--- START Supplied information ---

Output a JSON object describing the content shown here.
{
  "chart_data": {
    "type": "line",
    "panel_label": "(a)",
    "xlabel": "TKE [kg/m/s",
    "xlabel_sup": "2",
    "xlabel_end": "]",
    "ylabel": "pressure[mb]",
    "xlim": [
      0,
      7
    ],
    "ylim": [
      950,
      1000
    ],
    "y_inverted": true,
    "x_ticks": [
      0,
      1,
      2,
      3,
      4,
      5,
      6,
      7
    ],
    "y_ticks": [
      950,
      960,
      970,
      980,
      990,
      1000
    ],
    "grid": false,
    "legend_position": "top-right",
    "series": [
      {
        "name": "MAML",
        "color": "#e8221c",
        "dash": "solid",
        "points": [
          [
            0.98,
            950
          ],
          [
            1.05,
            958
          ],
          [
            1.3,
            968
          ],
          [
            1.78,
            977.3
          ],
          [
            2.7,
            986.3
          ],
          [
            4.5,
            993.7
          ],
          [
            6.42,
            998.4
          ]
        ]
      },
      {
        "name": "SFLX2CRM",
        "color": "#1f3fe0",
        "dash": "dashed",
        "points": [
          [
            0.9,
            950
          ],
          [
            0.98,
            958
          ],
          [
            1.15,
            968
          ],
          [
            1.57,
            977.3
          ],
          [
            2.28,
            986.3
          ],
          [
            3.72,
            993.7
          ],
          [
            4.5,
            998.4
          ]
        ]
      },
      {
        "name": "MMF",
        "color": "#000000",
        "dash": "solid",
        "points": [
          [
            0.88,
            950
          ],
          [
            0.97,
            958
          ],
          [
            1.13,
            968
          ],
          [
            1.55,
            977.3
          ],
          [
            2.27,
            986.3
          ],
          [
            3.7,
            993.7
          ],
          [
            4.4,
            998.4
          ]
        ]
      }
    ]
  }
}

--- END Supplied information ---

*Task goal*
Please set down each line of the records exactly as given.

*Solution for this task*
Output a JSON object describing the content shown here.
{
  "chart_data": {
    "type": "line",
    "panel_label": "(a)",
    "xlabel": "TKE [kg/m/s",
    "xlabel_sup": "2",
    "xlabel_end": "]",
    "ylabel": "pressure[mb]",
    "xlim": [
      0,
      7
    ],
    "ylim": [
      950,
      1000
    ],
    "y_inverted": true,
    "x_ticks": [
      0,
      1,
      2,
      3,
      4,
      5,
      6,
      7
    ],
    "y_ticks": [
      950,
      960,
      970,
      980,
      990,
      1000
    ],
    "grid": false,
    "legend_position": "top-right",
    "series": [
      {
        "name": "MAML",
        "color": "#e8221c",
        "dash": "solid",
        "points": [
          [
            0.98,
            950
          ],
          [
            1.05,
            958
          ],
          [
            1.3,
            968
          ],
          [
            1.78,
            977.3
          ],
          [
            2.7,
            986.3
          ],
          [
            4.5,
            993.7
          ],
          [
            6.42,
            998.4
          ]
        ]
      },
      {
        "name": "SFLX2CRM",
        "color": "#1f3fe0",
        "dash": "dashed",
        "points": [
          [
            0.9,
            950
          ],
          [
            0.98,
            958
          ],
          [
            1.15,
            968
          ],
          [
            1.57,
            977.3
          ],
          [
            2.28,
            986.3
          ],
          [
            3.72,
            993.7
          ],
          [
            4.5,
            998.4
          ]
        ]
      },
      {
        "name": "MMF",
        "color": "#000000",
        "dash": "solid",
        "points": [
          [
            0.88,
            950
          ],
          [
            0.97,
            958
          ],
          [
            1.13,
            968
          ],
          [
            1.55,
            977.3
          ],
          [
            2.27,
            986.3
          ],
          [
            3.7,
            993.7
          ],
          [
            4.4,
            998.4
          ]
        ]
      }
    ]
  }
}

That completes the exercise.